_WRITTEN PROBLEM_
Repeat all the records exactly, omitting pictures.

_RECORDS TO USE_
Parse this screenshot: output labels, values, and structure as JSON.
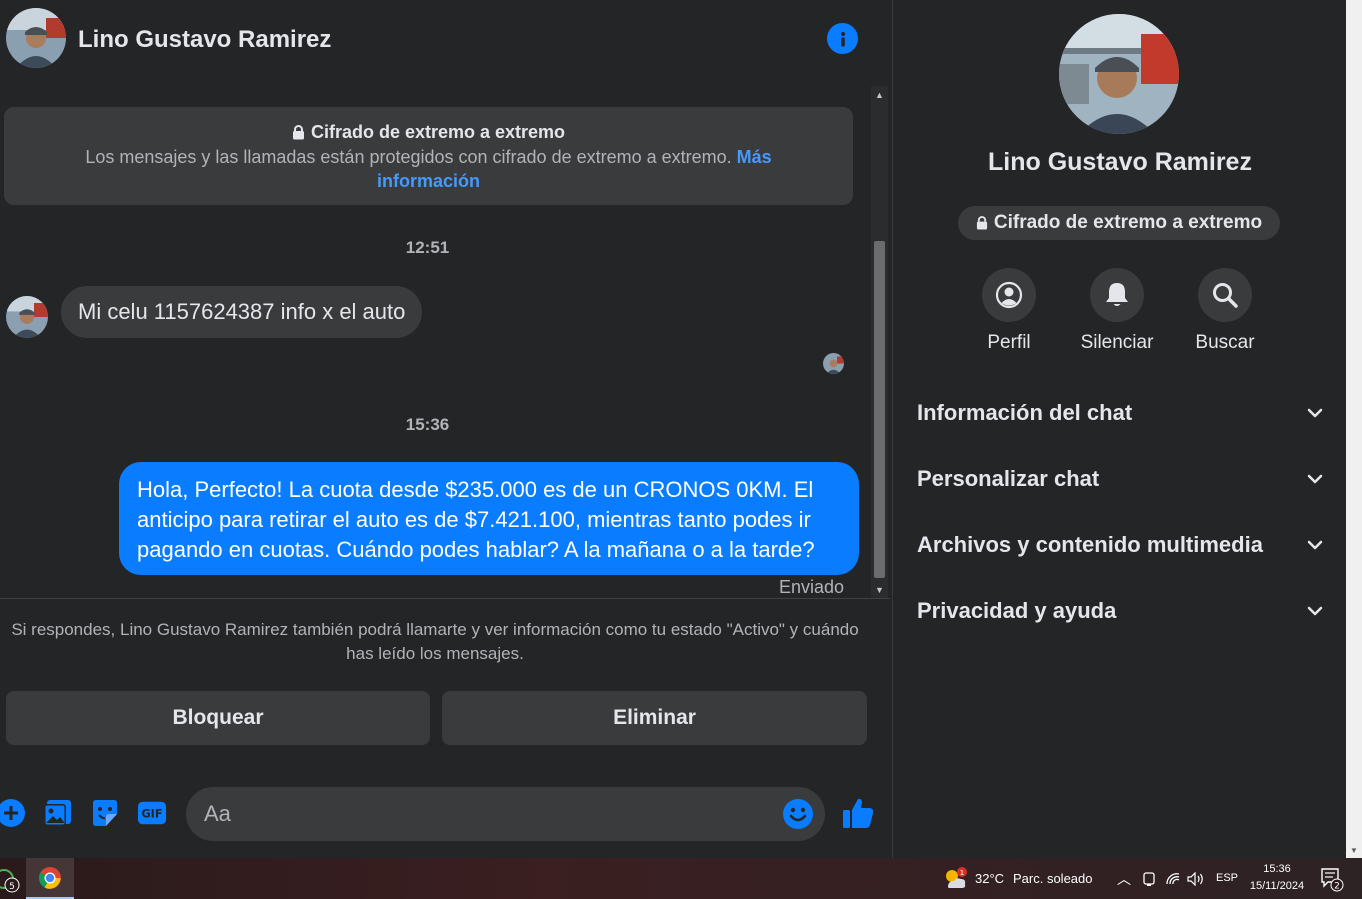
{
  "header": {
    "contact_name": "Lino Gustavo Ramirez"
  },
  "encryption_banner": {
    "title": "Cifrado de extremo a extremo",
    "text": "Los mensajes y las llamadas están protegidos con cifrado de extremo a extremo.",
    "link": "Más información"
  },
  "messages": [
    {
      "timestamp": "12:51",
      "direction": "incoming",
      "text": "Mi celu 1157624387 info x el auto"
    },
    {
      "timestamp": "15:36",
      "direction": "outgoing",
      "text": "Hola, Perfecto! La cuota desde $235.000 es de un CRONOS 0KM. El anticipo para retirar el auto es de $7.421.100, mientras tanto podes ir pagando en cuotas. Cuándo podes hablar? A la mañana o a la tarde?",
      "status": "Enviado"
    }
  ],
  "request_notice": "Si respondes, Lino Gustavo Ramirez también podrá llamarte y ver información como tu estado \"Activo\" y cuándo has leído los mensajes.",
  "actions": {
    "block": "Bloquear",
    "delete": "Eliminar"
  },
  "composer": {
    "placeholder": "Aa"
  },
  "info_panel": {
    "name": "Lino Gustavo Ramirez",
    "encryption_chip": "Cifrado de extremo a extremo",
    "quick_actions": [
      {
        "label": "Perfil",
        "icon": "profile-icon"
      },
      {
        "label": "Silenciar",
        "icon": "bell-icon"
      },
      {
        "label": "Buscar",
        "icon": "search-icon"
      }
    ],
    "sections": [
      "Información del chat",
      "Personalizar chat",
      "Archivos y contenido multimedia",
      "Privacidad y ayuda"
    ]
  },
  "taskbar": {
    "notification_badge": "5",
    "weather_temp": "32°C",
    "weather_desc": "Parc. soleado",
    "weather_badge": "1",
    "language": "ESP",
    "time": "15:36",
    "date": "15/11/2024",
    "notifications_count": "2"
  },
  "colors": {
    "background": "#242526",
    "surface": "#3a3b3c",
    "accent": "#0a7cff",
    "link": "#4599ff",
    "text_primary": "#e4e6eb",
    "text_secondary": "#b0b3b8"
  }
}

_THE OUTPUT_
Parse this screenshot: output labels, values, and structure as JSON.
{
  "header": {
    "contact_name": "Lino Gustavo Ramirez"
  },
  "encryption_banner": {
    "title": "Cifrado de extremo a extremo",
    "text": "Los mensajes y las llamadas están protegidos con cifrado de extremo a extremo.",
    "link": "Más información"
  },
  "messages": [
    {
      "timestamp": "12:51",
      "direction": "incoming",
      "text": "Mi celu 1157624387 info x el auto"
    },
    {
      "timestamp": "15:36",
      "direction": "outgoing",
      "text": "Hola, Perfecto! La cuota desde $235.000 es de un CRONOS 0KM. El anticipo para retirar el auto es de $7.421.100, mientras tanto podes ir pagando en cuotas. Cuándo podes hablar? A la mañana o a la tarde?",
      "status": "Enviado"
    }
  ],
  "request_notice": "Si respondes, Lino Gustavo Ramirez también podrá llamarte y ver información como tu estado \"Activo\" y cuándo has leído los mensajes.",
  "actions": {
    "block": "Bloquear",
    "delete": "Eliminar"
  },
  "composer": {
    "placeholder": "Aa"
  },
  "info_panel": {
    "name": "Lino Gustavo Ramirez",
    "encryption_chip": "Cifrado de extremo a extremo",
    "quick_actions": [
      {
        "label": "Perfil",
        "icon": "profile-icon"
      },
      {
        "label": "Silenciar",
        "icon": "bell-icon"
      },
      {
        "label": "Buscar",
        "icon": "search-icon"
      }
    ],
    "sections": [
      "Información del chat",
      "Personalizar chat",
      "Archivos y contenido multimedia",
      "Privacidad y ayuda"
    ]
  },
  "taskbar": {
    "notification_badge": "5",
    "weather_temp": "32°C",
    "weather_desc": "Parc. soleado",
    "weather_badge": "1",
    "language": "ESP",
    "time": "15:36",
    "date": "15/11/2024",
    "notifications_count": "2"
  },
  "colors": {
    "background": "#242526",
    "surface": "#3a3b3c",
    "accent": "#0a7cff",
    "link": "#4599ff",
    "text_primary": "#e4e6eb",
    "text_secondary": "#b0b3b8"
  }
}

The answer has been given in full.